**Problem**: Your task is to print every entry below exactly as given.

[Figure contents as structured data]
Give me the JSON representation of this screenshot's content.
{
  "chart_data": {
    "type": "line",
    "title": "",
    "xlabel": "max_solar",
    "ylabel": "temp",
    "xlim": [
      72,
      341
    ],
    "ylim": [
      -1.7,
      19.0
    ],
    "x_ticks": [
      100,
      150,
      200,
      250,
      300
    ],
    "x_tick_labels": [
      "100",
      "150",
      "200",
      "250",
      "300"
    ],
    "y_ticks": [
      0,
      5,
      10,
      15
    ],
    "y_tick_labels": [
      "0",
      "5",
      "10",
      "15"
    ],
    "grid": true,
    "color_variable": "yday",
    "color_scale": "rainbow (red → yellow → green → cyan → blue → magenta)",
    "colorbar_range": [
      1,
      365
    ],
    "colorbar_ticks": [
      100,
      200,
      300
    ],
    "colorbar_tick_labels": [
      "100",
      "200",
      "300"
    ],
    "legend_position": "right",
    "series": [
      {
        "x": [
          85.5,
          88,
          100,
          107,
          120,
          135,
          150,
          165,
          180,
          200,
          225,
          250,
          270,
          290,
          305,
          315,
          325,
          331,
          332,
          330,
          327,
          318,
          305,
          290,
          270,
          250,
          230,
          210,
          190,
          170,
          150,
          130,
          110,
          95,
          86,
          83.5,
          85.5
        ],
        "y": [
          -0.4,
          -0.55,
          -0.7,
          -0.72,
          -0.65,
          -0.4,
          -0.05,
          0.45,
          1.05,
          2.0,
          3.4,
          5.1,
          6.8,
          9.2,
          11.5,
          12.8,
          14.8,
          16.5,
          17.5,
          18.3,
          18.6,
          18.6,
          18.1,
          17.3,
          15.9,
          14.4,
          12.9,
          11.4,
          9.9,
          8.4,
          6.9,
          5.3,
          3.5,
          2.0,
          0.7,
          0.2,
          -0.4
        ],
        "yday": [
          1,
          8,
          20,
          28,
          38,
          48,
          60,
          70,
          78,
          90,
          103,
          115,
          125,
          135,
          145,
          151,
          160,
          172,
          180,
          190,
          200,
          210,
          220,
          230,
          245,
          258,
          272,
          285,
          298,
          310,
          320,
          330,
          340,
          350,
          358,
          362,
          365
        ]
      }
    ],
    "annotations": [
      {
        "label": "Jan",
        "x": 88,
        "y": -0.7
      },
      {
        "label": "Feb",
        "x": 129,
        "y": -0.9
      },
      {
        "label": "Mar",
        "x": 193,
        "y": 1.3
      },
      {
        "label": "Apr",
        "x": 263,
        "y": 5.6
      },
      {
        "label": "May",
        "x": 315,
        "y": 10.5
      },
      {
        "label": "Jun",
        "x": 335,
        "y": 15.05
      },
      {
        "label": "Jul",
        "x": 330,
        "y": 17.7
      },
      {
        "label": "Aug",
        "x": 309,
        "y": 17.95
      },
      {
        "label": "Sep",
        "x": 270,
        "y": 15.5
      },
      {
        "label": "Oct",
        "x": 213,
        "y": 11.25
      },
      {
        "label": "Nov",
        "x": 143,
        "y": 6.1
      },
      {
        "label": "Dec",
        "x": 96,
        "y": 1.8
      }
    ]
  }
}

**Task answer**:
Give me the JSON representation of this screenshot's content.
{
  "chart_data": {
    "type": "line",
    "title": "",
    "xlabel": "max_solar",
    "ylabel": "temp",
    "xlim": [
      72,
      341
    ],
    "ylim": [
      -1.7,
      19.0
    ],
    "x_ticks": [
      100,
      150,
      200,
      250,
      300
    ],
    "x_tick_labels": [
      "100",
      "150",
      "200",
      "250",
      "300"
    ],
    "y_ticks": [
      0,
      5,
      10,
      15
    ],
    "y_tick_labels": [
      "0",
      "5",
      "10",
      "15"
    ],
    "grid": true,
    "color_variable": "yday",
    "color_scale": "rainbow (red → yellow → green → cyan → blue → magenta)",
    "colorbar_range": [
      1,
      365
    ],
    "colorbar_ticks": [
      100,
      200,
      300
    ],
    "colorbar_tick_labels": [
      "100",
      "200",
      "300"
    ],
    "legend_position": "right",
    "series": [
      {
        "x": [
          85.5,
          88,
          100,
          107,
          120,
          135,
          150,
          165,
          180,
          200,
          225,
          250,
          270,
          290,
          305,
          315,
          325,
          331,
          332,
          330,
          327,
          318,
          305,
          290,
          270,
          250,
          230,
          210,
          190,
          170,
          150,
          130,
          110,
          95,
          86,
          83.5,
          85.5
        ],
        "y": [
          -0.4,
          -0.55,
          -0.7,
          -0.72,
          -0.65,
          -0.4,
          -0.05,
          0.45,
          1.05,
          2.0,
          3.4,
          5.1,
          6.8,
          9.2,
          11.5,
          12.8,
          14.8,
          16.5,
          17.5,
          18.3,
          18.6,
          18.6,
          18.1,
          17.3,
          15.9,
          14.4,
          12.9,
          11.4,
          9.9,
          8.4,
          6.9,
          5.3,
          3.5,
          2.0,
          0.7,
          0.2,
          -0.4
        ],
        "yday": [
          1,
          8,
          20,
          28,
          38,
          48,
          60,
          70,
          78,
          90,
          103,
          115,
          125,
          135,
          145,
          151,
          160,
          172,
          180,
          190,
          200,
          210,
          220,
          230,
          245,
          258,
          272,
          285,
          298,
          310,
          320,
          330,
          340,
          350,
          358,
          362,
          365
        ]
      }
    ],
    "annotations": [
      {
        "label": "Jan",
        "x": 88,
        "y": -0.7
      },
      {
        "label": "Feb",
        "x": 129,
        "y": -0.9
      },
      {
        "label": "Mar",
        "x": 193,
        "y": 1.3
      },
      {
        "label": "Apr",
        "x": 263,
        "y": 5.6
      },
      {
        "label": "May",
        "x": 315,
        "y": 10.5
      },
      {
        "label": "Jun",
        "x": 335,
        "y": 15.05
      },
      {
        "label": "Jul",
        "x": 330,
        "y": 17.7
      },
      {
        "label": "Aug",
        "x": 309,
        "y": 17.95
      },
      {
        "label": "Sep",
        "x": 270,
        "y": 15.5
      },
      {
        "label": "Oct",
        "x": 213,
        "y": 11.25
      },
      {
        "label": "Nov",
        "x": 143,
        "y": 6.1
      },
      {
        "label": "Dec",
        "x": 96,
        "y": 1.8
      }
    ]
  }
}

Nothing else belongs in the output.